◆ Problem to solve ◆
Single out the lines that include the word "text". Copy them.

◆ Supplied data ◆
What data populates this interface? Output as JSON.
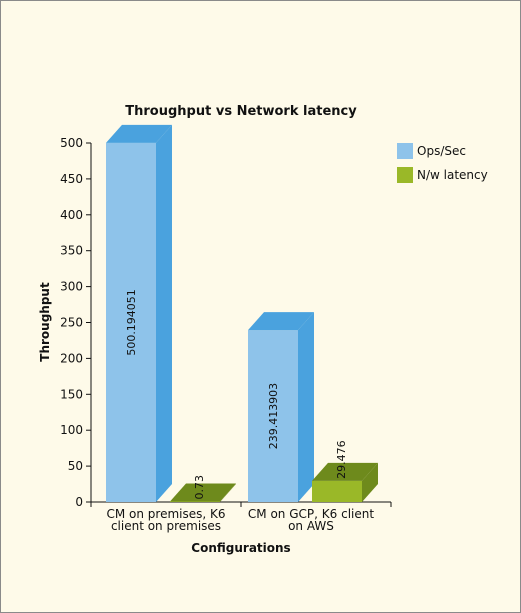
{
  "chart_data": {
    "type": "bar",
    "title": "Throughput vs Network latency",
    "xlabel": "Configurations",
    "ylabel": "Throughput",
    "categories": [
      [
        "CM on premises, K6",
        "client on premises"
      ],
      [
        "CM on GCP, K6 client",
        "on AWS"
      ]
    ],
    "series": [
      {
        "name": "Ops/Sec",
        "values": [
          500.194051,
          239.413903
        ],
        "labels": [
          "500.194051",
          "239.413903"
        ]
      },
      {
        "name": "N/w latency",
        "values": [
          0.73,
          29.476
        ],
        "labels": [
          "0.73",
          "29.476"
        ]
      }
    ],
    "ylim": [
      0,
      500
    ],
    "yticks": [
      0,
      50,
      100,
      150,
      200,
      250,
      300,
      350,
      400,
      450,
      500
    ],
    "grid": false,
    "legend": "top-right",
    "style": "3d-column"
  },
  "colors": {
    "ops_front": "#8ec3ea",
    "ops_side": "#4aa2de",
    "ops_top": "#4aa2de",
    "lat_front": "#9ab828",
    "lat_side": "#6e8a1c",
    "lat_top": "#6e8a1c",
    "background": "#fefae9",
    "axis": "#111111"
  }
}
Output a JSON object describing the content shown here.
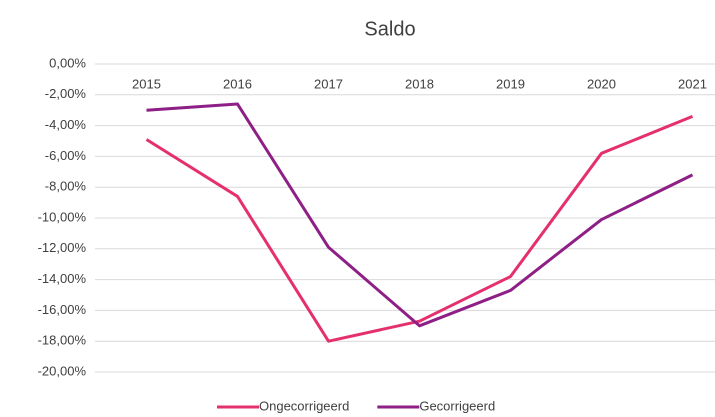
{
  "chart_data": {
    "type": "line",
    "title": "Saldo",
    "categories": [
      "2015",
      "2016",
      "2017",
      "2018",
      "2019",
      "2020",
      "2021"
    ],
    "series": [
      {
        "name": "Ongecorrigeerd",
        "color": "#e5306f",
        "values": [
          -4.9,
          -8.6,
          -18.0,
          -16.7,
          -13.8,
          -5.8,
          -3.4
        ]
      },
      {
        "name": "Gecorrigeerd",
        "color": "#8e1f86",
        "values": [
          -3.0,
          -2.6,
          -11.9,
          -17.0,
          -14.7,
          -10.1,
          -7.2
        ]
      }
    ],
    "ylim": [
      -20,
      0
    ],
    "yticks": [
      {
        "value": 0,
        "label": "0,00%"
      },
      {
        "value": -2,
        "label": "-2,00%"
      },
      {
        "value": -4,
        "label": "-4,00%"
      },
      {
        "value": -6,
        "label": "-6,00%"
      },
      {
        "value": -8,
        "label": "-8,00%"
      },
      {
        "value": -10,
        "label": "-10,00%"
      },
      {
        "value": -12,
        "label": "-12,00%"
      },
      {
        "value": -14,
        "label": "-14,00%"
      },
      {
        "value": -16,
        "label": "-16,00%"
      },
      {
        "value": -18,
        "label": "-18,00%"
      },
      {
        "value": -20,
        "label": "-20,00%"
      }
    ],
    "grid": true,
    "legend": "bottom"
  }
}
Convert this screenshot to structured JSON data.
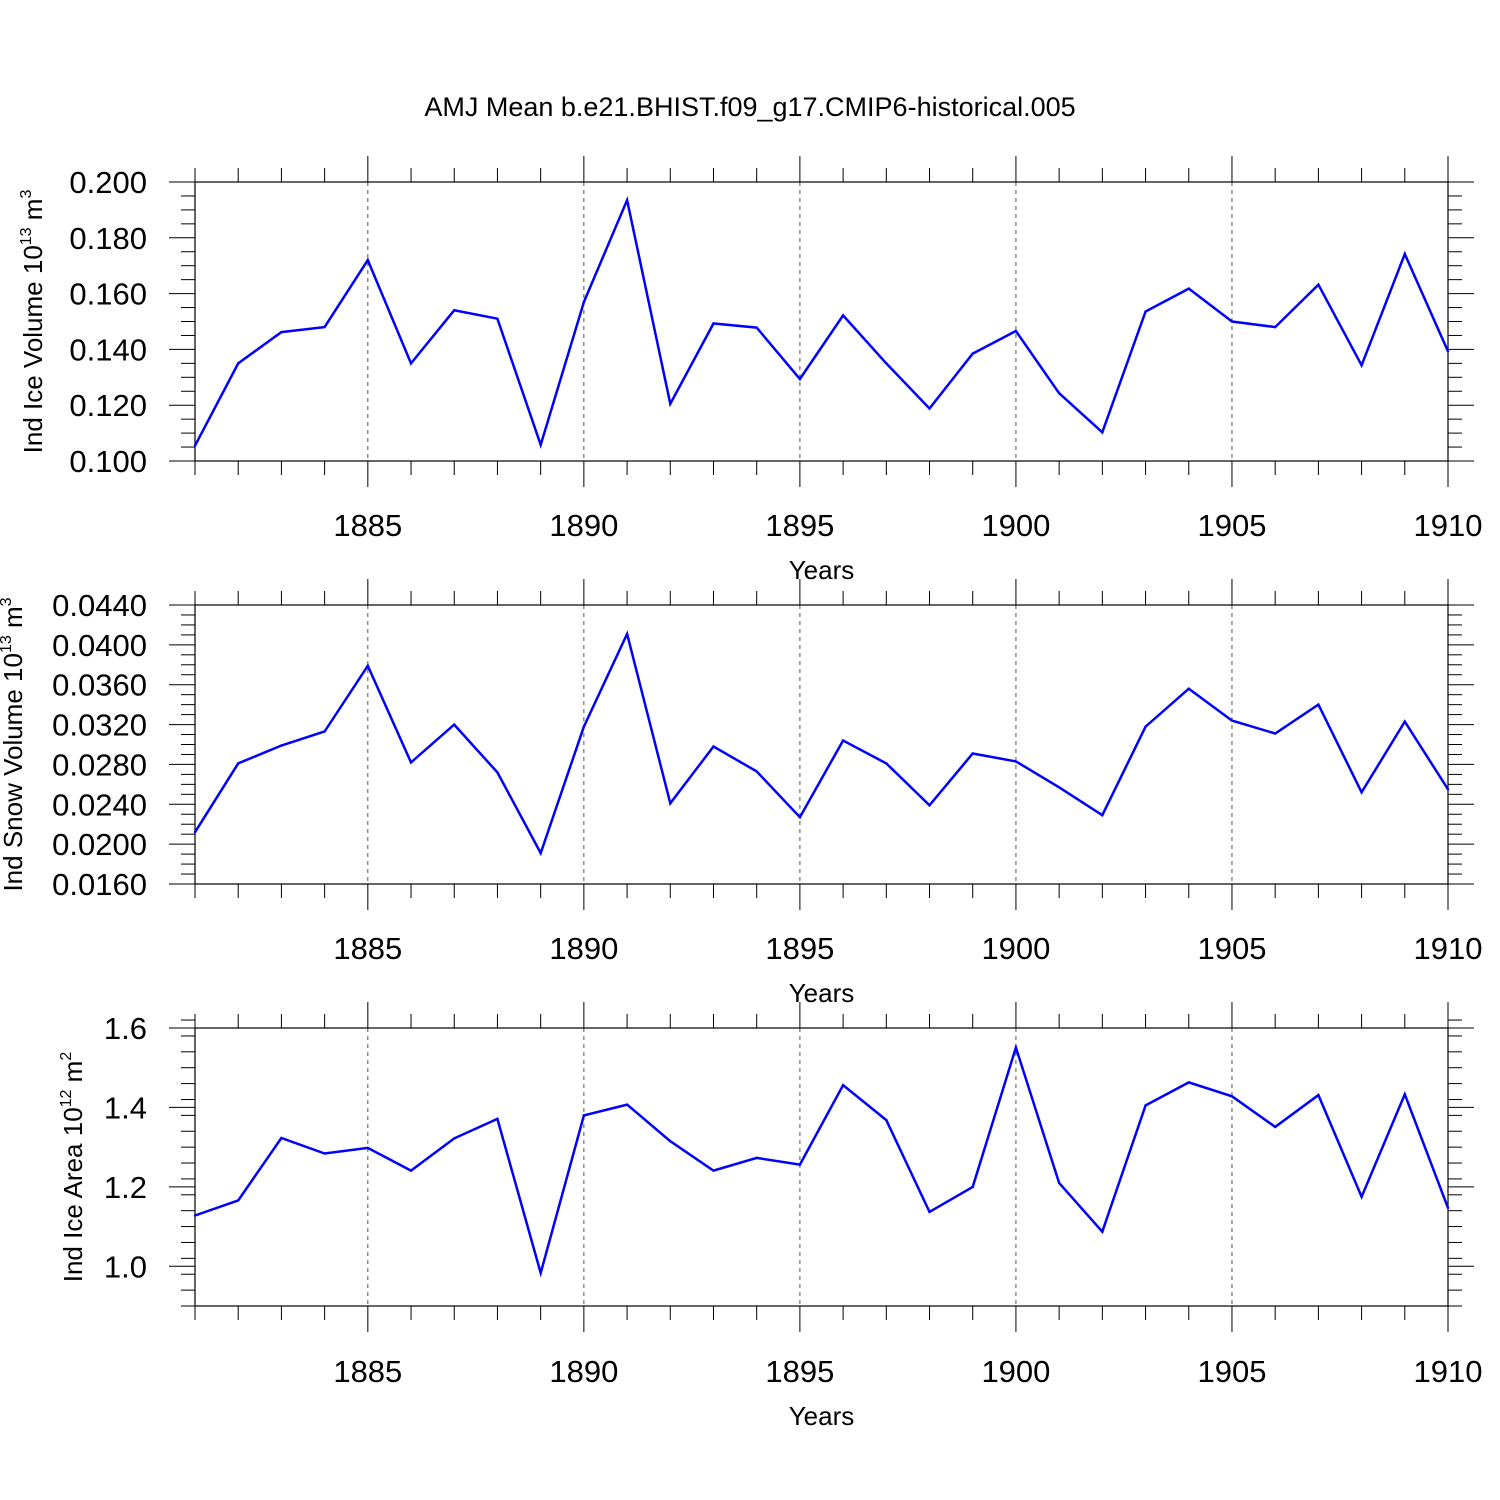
{
  "title": "AMJ Mean b.e21.BHIST.f09_g17.CMIP6-historical.005",
  "colors": {
    "line": "#0000ff",
    "axis": "#000000",
    "grid": "#555555"
  },
  "chart_data": [
    {
      "type": "line",
      "ylabel": {
        "text": "Ind Ice Volume 10",
        "sup": "13",
        "unit": " m",
        "unit_sup": "3"
      },
      "xlabel": "Years",
      "xlim": [
        1881,
        1910
      ],
      "ylim": [
        0.1,
        0.2
      ],
      "x_ticks": [
        "1885",
        "1890",
        "1895",
        "1900",
        "1905",
        "1910"
      ],
      "y_ticks": [
        "0.100",
        "0.120",
        "0.140",
        "0.160",
        "0.180",
        "0.200"
      ],
      "y_minor_step": 0.005,
      "grid": "vertical dashed at major x ticks",
      "series": [
        {
          "name": "Ind Ice Volume",
          "x": [
            1881,
            1882,
            1883,
            1884,
            1885,
            1886,
            1887,
            1888,
            1889,
            1890,
            1891,
            1892,
            1893,
            1894,
            1895,
            1896,
            1897,
            1898,
            1899,
            1900,
            1901,
            1902,
            1903,
            1904,
            1905,
            1906,
            1907,
            1908,
            1909,
            1910
          ],
          "values": [
            0.1055,
            0.135,
            0.1462,
            0.148,
            0.172,
            0.135,
            0.154,
            0.151,
            0.1058,
            0.157,
            0.1935,
            0.1205,
            0.1493,
            0.1478,
            0.1294,
            0.1522,
            0.135,
            0.1188,
            0.1385,
            0.1466,
            0.1243,
            0.1103,
            0.1536,
            0.1618,
            0.15,
            0.148,
            0.1632,
            0.1343,
            0.1742,
            0.1393
          ]
        }
      ]
    },
    {
      "type": "line",
      "ylabel": {
        "text": "Ind Snow Volume 10",
        "sup": "13",
        "unit": " m",
        "unit_sup": "3"
      },
      "xlabel": "Years",
      "xlim": [
        1881,
        1910
      ],
      "ylim": [
        0.016,
        0.044
      ],
      "x_ticks": [
        "1885",
        "1890",
        "1895",
        "1900",
        "1905",
        "1910"
      ],
      "y_ticks": [
        "0.0160",
        "0.0200",
        "0.0240",
        "0.0280",
        "0.0320",
        "0.0360",
        "0.0400",
        "0.0440"
      ],
      "y_minor_step": 0.001,
      "grid": "vertical dashed at major x ticks",
      "series": [
        {
          "name": "Ind Snow Volume",
          "x": [
            1881,
            1882,
            1883,
            1884,
            1885,
            1886,
            1887,
            1888,
            1889,
            1890,
            1891,
            1892,
            1893,
            1894,
            1895,
            1896,
            1897,
            1898,
            1899,
            1900,
            1901,
            1902,
            1903,
            1904,
            1905,
            1906,
            1907,
            1908,
            1909,
            1910
          ],
          "values": [
            0.0212,
            0.0281,
            0.0299,
            0.0313,
            0.0379,
            0.0282,
            0.032,
            0.0272,
            0.0191,
            0.0318,
            0.0411,
            0.0241,
            0.0298,
            0.0273,
            0.0227,
            0.0304,
            0.0281,
            0.0239,
            0.0291,
            0.0283,
            0.0257,
            0.0229,
            0.0318,
            0.0356,
            0.0324,
            0.0311,
            0.034,
            0.0252,
            0.0323,
            0.0255
          ]
        }
      ]
    },
    {
      "type": "line",
      "ylabel": {
        "text": "Ind Ice Area 10",
        "sup": "12",
        "unit": " m",
        "unit_sup": "2"
      },
      "xlabel": "Years",
      "xlim": [
        1881,
        1910
      ],
      "ylim": [
        0.9,
        1.6
      ],
      "x_ticks": [
        "1885",
        "1890",
        "1895",
        "1900",
        "1905",
        "1910"
      ],
      "y_ticks": [
        "1.0",
        "1.2",
        "1.4",
        "1.6"
      ],
      "y_tick_values": [
        1.0,
        1.2,
        1.4,
        1.6
      ],
      "y_minor_step": 0.04,
      "grid": "vertical dashed at major x ticks",
      "series": [
        {
          "name": "Ind Ice Area",
          "x": [
            1881,
            1882,
            1883,
            1884,
            1885,
            1886,
            1887,
            1888,
            1889,
            1890,
            1891,
            1892,
            1893,
            1894,
            1895,
            1896,
            1897,
            1898,
            1899,
            1900,
            1901,
            1902,
            1903,
            1904,
            1905,
            1906,
            1907,
            1908,
            1909,
            1910
          ],
          "values": [
            1.128,
            1.166,
            1.323,
            1.284,
            1.298,
            1.241,
            1.322,
            1.371,
            0.983,
            1.38,
            1.407,
            1.315,
            1.241,
            1.273,
            1.256,
            1.456,
            1.368,
            1.137,
            1.2,
            1.551,
            1.21,
            1.087,
            1.405,
            1.463,
            1.428,
            1.351,
            1.431,
            1.175,
            1.433,
            1.147
          ]
        }
      ]
    }
  ]
}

◆ Completed task ◆
        "text": "Ind Ice Volume 10",
        "text": "Ind Snow Volume 10",
        "text": "Ind Ice Area 10",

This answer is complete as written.